--- ENTRIES ---

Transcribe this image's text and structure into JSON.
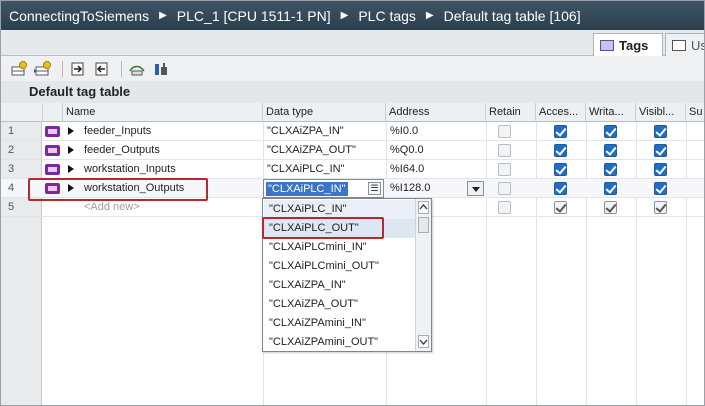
{
  "breadcrumb": [
    "ConnectingToSiemens",
    "PLC_1 [CPU 1511-1 PN]",
    "PLC tags",
    "Default tag table [106]"
  ],
  "tabs": [
    {
      "label": "Tags",
      "icon": "tag-table-icon",
      "active": true
    },
    {
      "label": "Us",
      "icon": "user-constants-icon",
      "active": false
    }
  ],
  "toolbar_icons": [
    "add-row-icon",
    "insert-row-icon",
    "export-icon",
    "import-icon",
    "monitor-icon",
    "settings-icon"
  ],
  "section_title": "Default tag table",
  "columns": [
    "Name",
    "Data type",
    "Address",
    "Retain",
    "Acces...",
    "Writa...",
    "Visibl...",
    "Su"
  ],
  "rows": [
    {
      "num": "1",
      "name": "feeder_Inputs",
      "data_type": "\"CLXAiZPA_IN\"",
      "address": "%I0.0",
      "retain": false,
      "accessible": true,
      "writable": true,
      "visible": true
    },
    {
      "num": "2",
      "name": "feeder_Outputs",
      "data_type": "\"CLXAiZPA_OUT\"",
      "address": "%Q0.0",
      "retain": false,
      "accessible": true,
      "writable": true,
      "visible": true
    },
    {
      "num": "3",
      "name": "workstation_Inputs",
      "data_type": "\"CLXAiPLC_IN\"",
      "address": "%I64.0",
      "retain": false,
      "accessible": true,
      "writable": true,
      "visible": true
    },
    {
      "num": "4",
      "name": "workstation_Outputs",
      "data_type": "\"CLXAiPLC_IN\"",
      "address": "%I128.0",
      "retain": false,
      "accessible": true,
      "writable": true,
      "visible": true
    },
    {
      "num": "5",
      "name": "<Add new>",
      "data_type": "",
      "address": "",
      "retain": false,
      "accessible": true,
      "writable": true,
      "visible": true
    }
  ],
  "dropdown_options": [
    "\"CLXAiPLC_IN\"",
    "\"CLXAiPLC_OUT\"",
    "\"CLXAiPLCmini_IN\"",
    "\"CLXAiPLCmini_OUT\"",
    "\"CLXAiZPA_IN\"",
    "\"CLXAiZPA_OUT\"",
    "\"CLXAiZPAmini_IN\"",
    "\"CLXAiZPAmini_OUT\""
  ],
  "dropdown_hover_index": 1,
  "colors": {
    "titlebar": "#34495a",
    "tag_icon": "#7b2a9a",
    "checkbox": "#1e6ec8",
    "highlight": "#b8282e",
    "selection": "#3c74c8"
  }
}
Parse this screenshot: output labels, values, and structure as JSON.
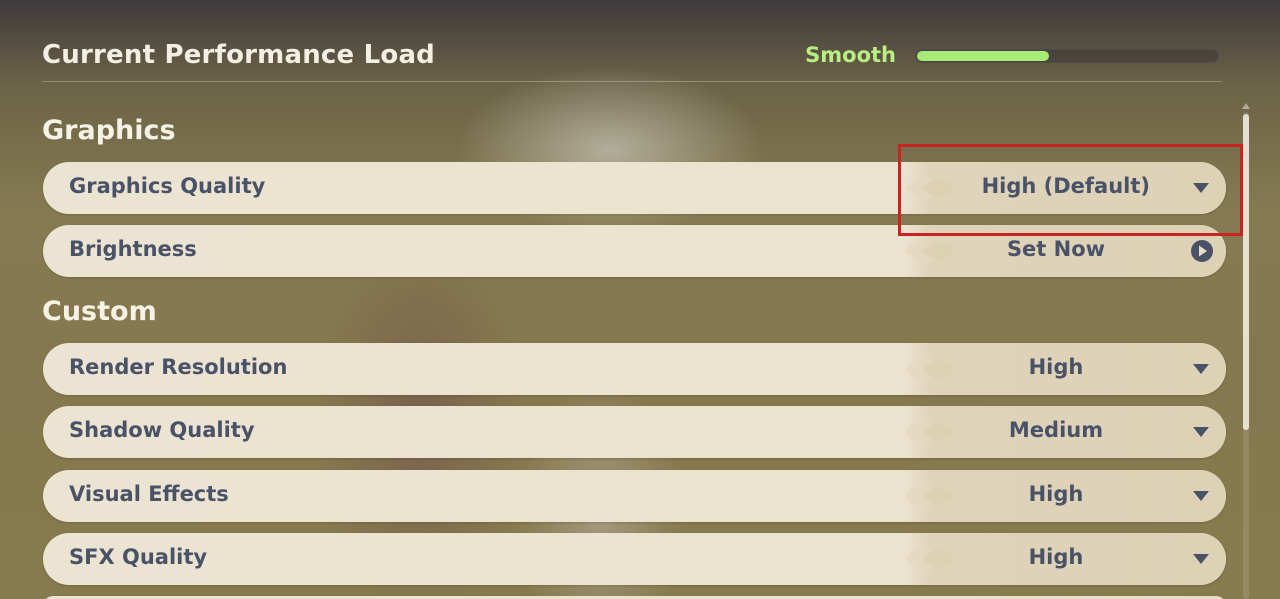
{
  "header": {
    "title": "Current Performance Load",
    "load_status": "Smooth",
    "load_progress": 0.44,
    "load_color": "#a7ea77"
  },
  "sections": {
    "graphics": {
      "title": "Graphics"
    },
    "custom": {
      "title": "Custom"
    }
  },
  "rows": {
    "graphics_quality": {
      "label": "Graphics Quality",
      "value": "High (Default)",
      "icon": "caret-down-icon"
    },
    "brightness": {
      "label": "Brightness",
      "value": "Set Now",
      "icon": "arrow-right-circle-icon"
    },
    "render_resolution": {
      "label": "Render Resolution",
      "value": "High",
      "icon": "caret-down-icon"
    },
    "shadow_quality": {
      "label": "Shadow Quality",
      "value": "Medium",
      "icon": "caret-down-icon"
    },
    "visual_effects": {
      "label": "Visual Effects",
      "value": "High",
      "icon": "caret-down-icon"
    },
    "sfx_quality": {
      "label": "SFX Quality",
      "value": "High",
      "icon": "caret-down-icon"
    }
  },
  "colors": {
    "highlight": "#c92323",
    "text_dark": "#4a5268",
    "text_light": "#f4efe2"
  }
}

---

REQUIREMENTS: How many of the lines above include the string "structure"? Answer with the number only.

THE ANSWER: 2